| What you will do |
Pull out every line below that contains the word "relevant".

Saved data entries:
<<<<
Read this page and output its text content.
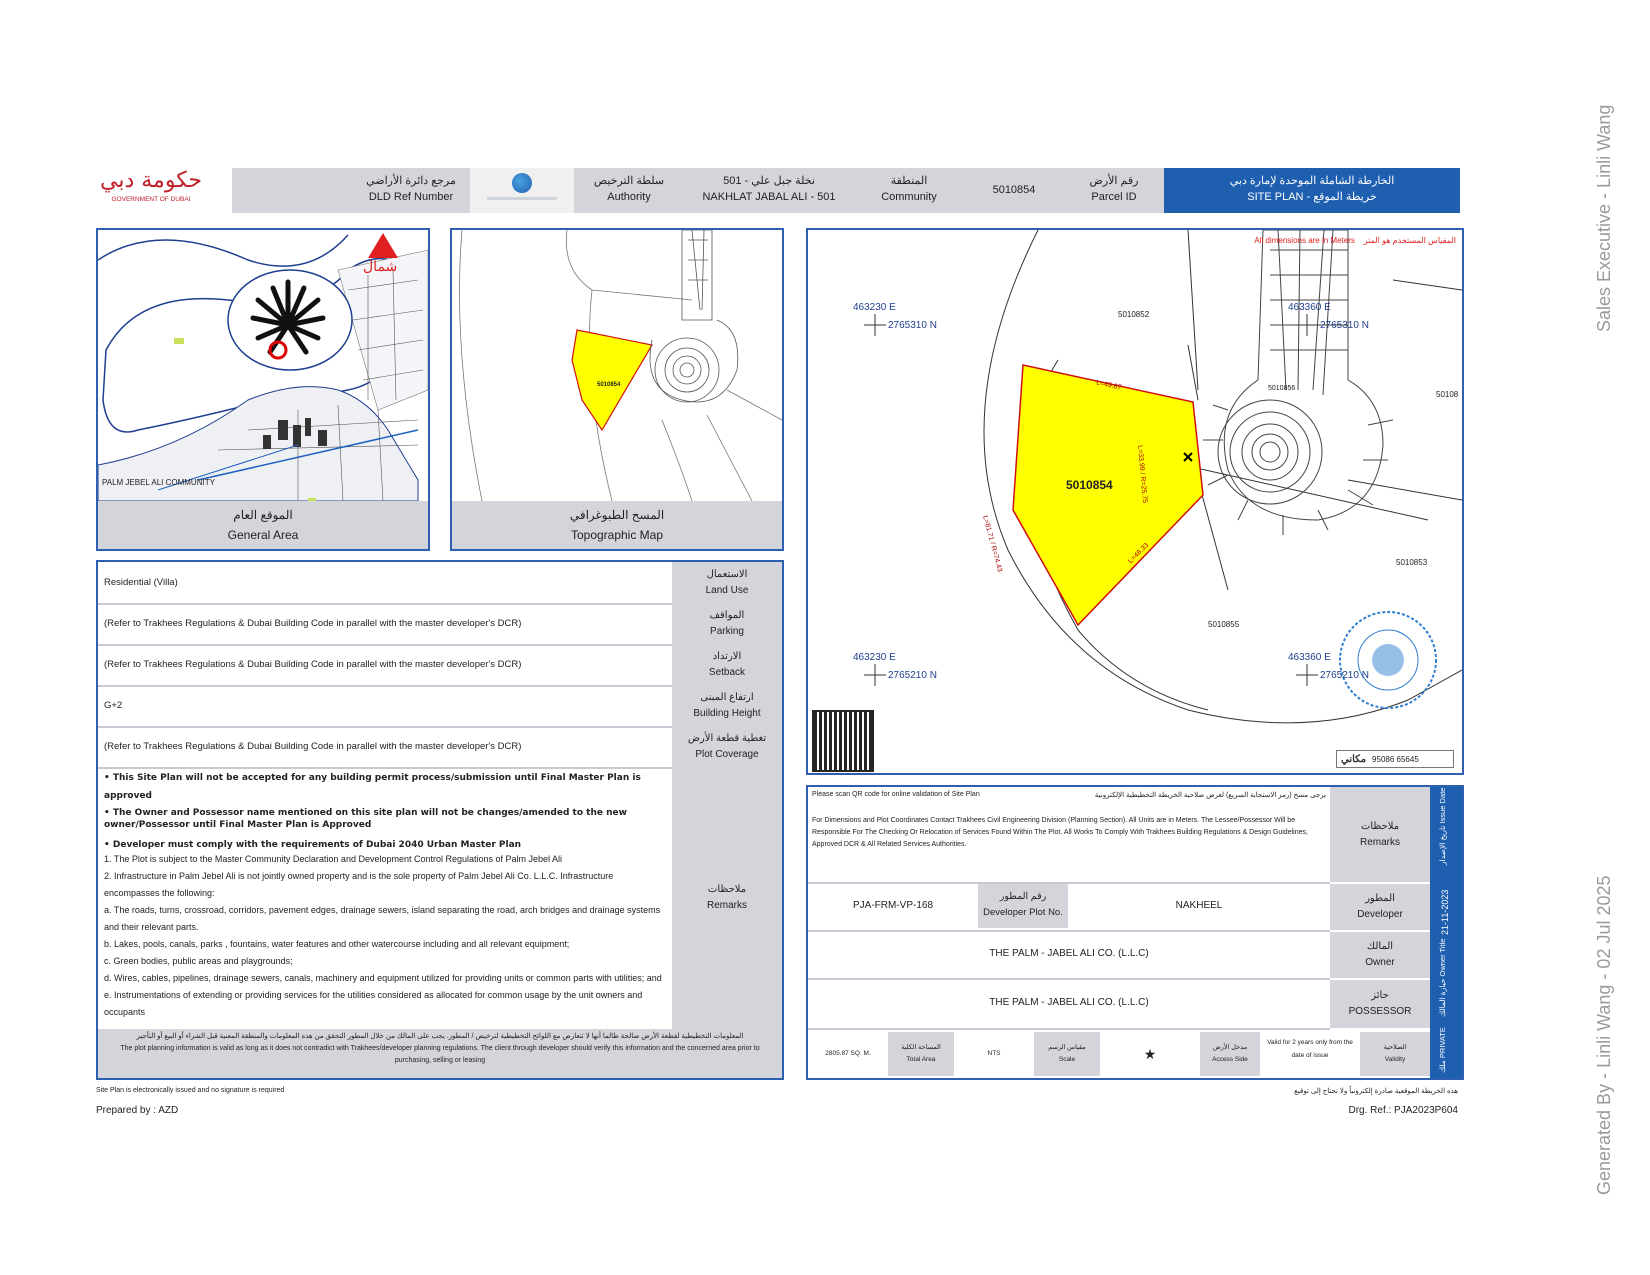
حكومة دبي
GOVERNMENT OF DUBAI
مرجع دائرة الأراضي
DLD Ref Number
سلطة الترخيص
Authority
نخلة جبل علي - 501
NAKHLAT JABAL ALI - 501
المنطقة
Community
5010854
رقم الأرض
Parcel ID
الخارطة الشاملة الموحدة لإمارة دبي
SITE PLAN - خريطة الموقع
شمال
PALM JEBEL ALI COMMUNITY
الموقع العام
General Area
5010854
المسح الطبوغرافي
Topographic Map
All dimensions are in Meters المقياس المستخدم هو المتر
463230 E
2765310 N
463360 E
2765310 N
463230 E
2765210 N
463360 E
2765210 N
5010854
5010852
5010853
5010855
5010856
50108
L=49.87
L=33.99 / R=25.75
L=81.71 / R=74.43	L=48.33
مكاني 95086 65645
Residential (Villa)
الاستعمال
Land Use
(Refer to Trakhees Regulations & Dubai Building Code in parallel with the master developer's DCR)
المواقف
Parking
(Refer to Trakhees Regulations & Dubai Building Code in parallel with the master developer's DCR)
الارتداد
Setback
G+2
ارتفاع المبنى
Building Height
(Refer to Trakhees Regulations & Dubai Building Code in parallel with the master developer's DCR)
تغطية قطعة الأرض
Plot Coverage
• This Site Plan will not be accepted for any building permit process/submission until Final Master Plan is approved
• The Owner and Possessor name mentioned on this site plan will not be changes/amended to the new owner/Possessor until Final Master Plan is Approved
• Developer must comply with the requirements of Dubai 2040 Urban Master Plan
1. The Plot is subject to the Master Community Declaration and Development Control Regulations of Palm Jebel Ali
2. Infrastructure in Palm Jebel Ali is not jointly owned property and is the sole property of Palm Jebel Ali Co. L.L.C. Infrastructure encompasses the following:
a. The roads, turns, crossroad, corridors, pavement edges, drainage sewers, island separating the road, arch bridges and drainage systems and their relevant parts.
b. Lakes, pools, canals, parks , fountains, water features and other watercourse including and all relevant equipment;
c. Green bodies, public areas and playgrounds;
d. Wires, cables, pipelines, drainage sewers, canals, machinery and equipment utilized for providing units or common parts with utilities; and
e. Instrumentations of extending or providing services for the utilities considered as allocated for common usage by the unit owners and occupants
ملاحظات
Remarks
المعلومات التخطيطية لقطعة الأرض صالحة طالما أنها لا تتعارض مع اللوائح التخطيطية لترخيص / المطور. يجب على المالك من خلال المطور التحقق من هذه المعلومات والمنطقة المعنية قبل الشراء أو البيع أو التأجير
The plot planning information is valid as long as it does not contradict with Trakhees/developer planning regulations. The client through developer should verify this information and the concerned area prior to purchasing, selling or leasing
Please scan QR code for online validation of Site Plan	يرجى مسح (رمز الاستجابة السريع) لغرض صلاحية الخريطة التخطيطية الإلكترونية
For Dimensions and Plot Coordinates Contact Trakhees Civil Engineering Division (Planning Section). All Units are in Meters. The Lessee/Possessor Will be Responsible For The Checking Or Relocation of Services Found Within The Plot. All Works To Comply With Trakhees Building Regulations & Design Guidelines, Approved DCR & All Related Services Authorities.
ملاحظات
Remarks
PJA-FRM-VP-168
رقم المطور
Developer Plot No.
NAKHEEL
المطور
Developer
THE PALM - JABEL ALI CO. (L.L.C)
المالك
Owner
THE PALM - JABEL ALI CO. (L.L.C)
حائز
POSSESSOR
2805.87 SQ. M.
المساحة الكلية
Total Area
NTS
مقياس الرسم
Scale	★	مدخل الأرض
Access Side
Valid for 2 years only from the date of issue
الصلاحية
Validity
تاريخ الإصدار Issue Date
21-11-2023
حيازة المالك Owner Title
ملك PRIVATE
Site Plan is electronically issued and no signature is required	هذه الخريطة الموقعية صادرة إلكترونياً ولا تحتاج إلى توقيع
Prepared by : AZD	Drg. Ref.: PJA2023P604
Sales Executive - Linli Wang
Generated By - Linli Wang - 02 Jul 2025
>>>>
| Output of the exercise |
a. The roads, turns, crossroad, corridors, pavement edges, drainage sewers, island separating the road, arch bridges and drainage systems and their relevant parts.
b. Lakes, pools, canals, parks , fountains, water features and other watercourse including and all relevant equipment;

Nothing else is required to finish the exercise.